▶ [What you need to do]
Print all of the data exactly.

---*---

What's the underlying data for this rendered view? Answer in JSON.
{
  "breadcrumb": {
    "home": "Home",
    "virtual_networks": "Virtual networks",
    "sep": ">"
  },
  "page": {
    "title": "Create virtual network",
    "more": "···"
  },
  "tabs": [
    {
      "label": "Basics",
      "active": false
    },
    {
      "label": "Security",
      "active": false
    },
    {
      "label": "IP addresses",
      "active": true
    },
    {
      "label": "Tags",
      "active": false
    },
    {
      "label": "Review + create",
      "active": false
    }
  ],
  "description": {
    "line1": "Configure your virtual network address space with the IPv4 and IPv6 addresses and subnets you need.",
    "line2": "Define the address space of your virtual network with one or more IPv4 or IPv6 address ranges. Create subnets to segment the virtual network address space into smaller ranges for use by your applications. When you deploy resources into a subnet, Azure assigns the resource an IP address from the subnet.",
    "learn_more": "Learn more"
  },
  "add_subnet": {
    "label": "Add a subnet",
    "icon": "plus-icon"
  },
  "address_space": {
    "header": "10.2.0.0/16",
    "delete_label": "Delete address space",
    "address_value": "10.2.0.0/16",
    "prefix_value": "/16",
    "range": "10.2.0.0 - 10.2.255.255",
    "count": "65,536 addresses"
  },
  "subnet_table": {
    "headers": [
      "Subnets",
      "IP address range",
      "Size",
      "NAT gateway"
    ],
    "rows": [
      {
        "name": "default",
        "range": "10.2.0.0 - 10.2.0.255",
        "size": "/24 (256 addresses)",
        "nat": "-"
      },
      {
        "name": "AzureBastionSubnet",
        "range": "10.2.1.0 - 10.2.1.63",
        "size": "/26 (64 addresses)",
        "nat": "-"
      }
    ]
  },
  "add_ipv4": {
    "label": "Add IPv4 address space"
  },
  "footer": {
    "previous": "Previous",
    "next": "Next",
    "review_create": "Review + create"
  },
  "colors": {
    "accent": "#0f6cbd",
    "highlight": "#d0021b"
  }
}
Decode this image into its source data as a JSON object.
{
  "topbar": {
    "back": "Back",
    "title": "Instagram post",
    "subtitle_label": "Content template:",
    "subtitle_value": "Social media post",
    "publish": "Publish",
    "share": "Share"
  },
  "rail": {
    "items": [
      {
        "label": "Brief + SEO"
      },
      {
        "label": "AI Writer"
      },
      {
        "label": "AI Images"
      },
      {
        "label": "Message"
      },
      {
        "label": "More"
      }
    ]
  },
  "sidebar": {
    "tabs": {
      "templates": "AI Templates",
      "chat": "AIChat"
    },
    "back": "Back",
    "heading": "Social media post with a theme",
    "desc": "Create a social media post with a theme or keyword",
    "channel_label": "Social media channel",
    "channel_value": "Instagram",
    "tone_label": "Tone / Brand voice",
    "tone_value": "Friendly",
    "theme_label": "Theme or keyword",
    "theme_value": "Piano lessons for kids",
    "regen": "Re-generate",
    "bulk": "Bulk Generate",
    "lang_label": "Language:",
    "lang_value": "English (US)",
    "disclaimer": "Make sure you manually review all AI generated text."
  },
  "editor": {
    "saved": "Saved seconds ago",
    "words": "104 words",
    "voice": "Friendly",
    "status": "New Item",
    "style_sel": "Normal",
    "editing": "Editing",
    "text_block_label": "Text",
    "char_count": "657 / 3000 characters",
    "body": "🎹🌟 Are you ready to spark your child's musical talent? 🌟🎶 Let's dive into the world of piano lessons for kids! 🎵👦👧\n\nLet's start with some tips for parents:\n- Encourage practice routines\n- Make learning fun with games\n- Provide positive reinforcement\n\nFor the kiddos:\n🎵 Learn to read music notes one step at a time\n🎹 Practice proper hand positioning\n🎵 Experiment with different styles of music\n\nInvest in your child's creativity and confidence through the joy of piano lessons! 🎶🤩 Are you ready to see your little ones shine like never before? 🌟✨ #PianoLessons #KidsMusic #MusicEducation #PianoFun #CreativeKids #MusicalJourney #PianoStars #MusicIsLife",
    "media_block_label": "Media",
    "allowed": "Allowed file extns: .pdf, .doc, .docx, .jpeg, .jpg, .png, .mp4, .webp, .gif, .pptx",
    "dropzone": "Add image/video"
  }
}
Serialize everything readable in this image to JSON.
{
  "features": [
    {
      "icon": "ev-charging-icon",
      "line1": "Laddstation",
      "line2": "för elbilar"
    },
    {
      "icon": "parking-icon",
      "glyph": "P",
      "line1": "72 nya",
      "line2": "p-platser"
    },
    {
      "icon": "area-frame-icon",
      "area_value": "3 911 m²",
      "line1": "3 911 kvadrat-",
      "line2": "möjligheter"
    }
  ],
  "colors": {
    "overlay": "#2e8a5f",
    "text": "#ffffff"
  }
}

---*---

▶ [The solution]
What's the underlying data for this rendered view? Answer in JSON.
{
  "breadcrumb": {
    "home": "Home",
    "virtual_networks": "Virtual networks",
    "sep": ">"
  },
  "page": {
    "title": "Create virtual network",
    "more": "···"
  },
  "tabs": [
    {
      "label": "Basics",
      "active": false
    },
    {
      "label": "Security",
      "active": false
    },
    {
      "label": "IP addresses",
      "active": true
    },
    {
      "label": "Tags",
      "active": false
    },
    {
      "label": "Review + create",
      "active": false
    }
  ],
  "description": {
    "line1": "Configure your virtual network address space with the IPv4 and IPv6 addresses and subnets you need.",
    "line2": "Define the address space of your virtual network with one or more IPv4 or IPv6 address ranges. Create subnets to segment the virtual network address space into smaller ranges for use by your applications. When you deploy resources into a subnet, Azure assigns the resource an IP address from the subnet.",
    "learn_more": "Learn more"
  },
  "add_subnet": {
    "label": "Add a subnet",
    "icon": "plus-icon"
  },
  "address_space": {
    "header": "10.2.0.0/16",
    "delete_label": "Delete address space",
    "address_value": "10.2.0.0/16",
    "prefix_value": "/16",
    "range": "10.2.0.0 - 10.2.255.255",
    "count": "65,536 addresses"
  },
  "subnet_table": {
    "headers": [
      "Subnets",
      "IP address range",
      "Size",
      "NAT gateway"
    ],
    "rows": [
      {
        "name": "default",
        "range": "10.2.0.0 - 10.2.0.255",
        "size": "/24 (256 addresses)",
        "nat": "-"
      },
      {
        "name": "AzureBastionSubnet",
        "range": "10.2.1.0 - 10.2.1.63",
        "size": "/26 (64 addresses)",
        "nat": "-"
      }
    ]
  },
  "add_ipv4": {
    "label": "Add IPv4 address space"
  },
  "footer": {
    "previous": "Previous",
    "next": "Next",
    "review_create": "Review + create"
  },
  "colors": {
    "accent": "#0f6cbd",
    "highlight": "#d0021b"
  }
}
Decode this image into its source data as a JSON object.
{
  "topbar": {
    "back": "Back",
    "title": "Instagram post",
    "subtitle_label": "Content template:",
    "subtitle_value": "Social media post",
    "publish": "Publish",
    "share": "Share"
  },
  "rail": {
    "items": [
      {
        "label": "Brief + SEO"
      },
      {
        "label": "AI Writer"
      },
      {
        "label": "AI Images"
      },
      {
        "label": "Message"
      },
      {
        "label": "More"
      }
    ]
  },
  "sidebar": {
    "tabs": {
      "templates": "AI Templates",
      "chat": "AIChat"
    },
    "back": "Back",
    "heading": "Social media post with a theme",
    "desc": "Create a social media post with a theme or keyword",
    "channel_label": "Social media channel",
    "channel_value": "Instagram",
    "tone_label": "Tone / Brand voice",
    "tone_value": "Friendly",
    "theme_label": "Theme or keyword",
    "theme_value": "Piano lessons for kids",
    "regen": "Re-generate",
    "bulk": "Bulk Generate",
    "lang_label": "Language:",
    "lang_value": "English (US)",
    "disclaimer": "Make sure you manually review all AI generated text."
  },
  "editor": {
    "saved": "Saved seconds ago",
    "words": "104 words",
    "voice": "Friendly",
    "status": "New Item",
    "style_sel": "Normal",
    "editing": "Editing",
    "text_block_label": "Text",
    "char_count": "657 / 3000 characters",
    "body": "🎹🌟 Are you ready to spark your child's musical talent? 🌟🎶 Let's dive into the world of piano lessons for kids! 🎵👦👧\n\nLet's start with some tips for parents:\n- Encourage practice routines\n- Make learning fun with games\n- Provide positive reinforcement\n\nFor the kiddos:\n🎵 Learn to read music notes one step at a time\n🎹 Practice proper hand positioning\n🎵 Experiment with different styles of music\n\nInvest in your child's creativity and confidence through the joy of piano lessons! 🎶🤩 Are you ready to see your little ones shine like never before? 🌟✨ #PianoLessons #KidsMusic #MusicEducation #PianoFun #CreativeKids #MusicalJourney #PianoStars #MusicIsLife",
    "media_block_label": "Media",
    "allowed": "Allowed file extns: .pdf, .doc, .docx, .jpeg, .jpg, .png, .mp4, .webp, .gif, .pptx",
    "dropzone": "Add image/video"
  }
}
Serialize everything readable in this image to JSON.
{
  "features": [
    {
      "icon": "ev-charging-icon",
      "line1": "Laddstation",
      "line2": "för elbilar"
    },
    {
      "icon": "parking-icon",
      "glyph": "P",
      "line1": "72 nya",
      "line2": "p-platser"
    },
    {
      "icon": "area-frame-icon",
      "area_value": "3 911 m²",
      "line1": "3 911 kvadrat-",
      "line2": "möjligheter"
    }
  ],
  "colors": {
    "overlay": "#2e8a5f",
    "text": "#ffffff"
  }
}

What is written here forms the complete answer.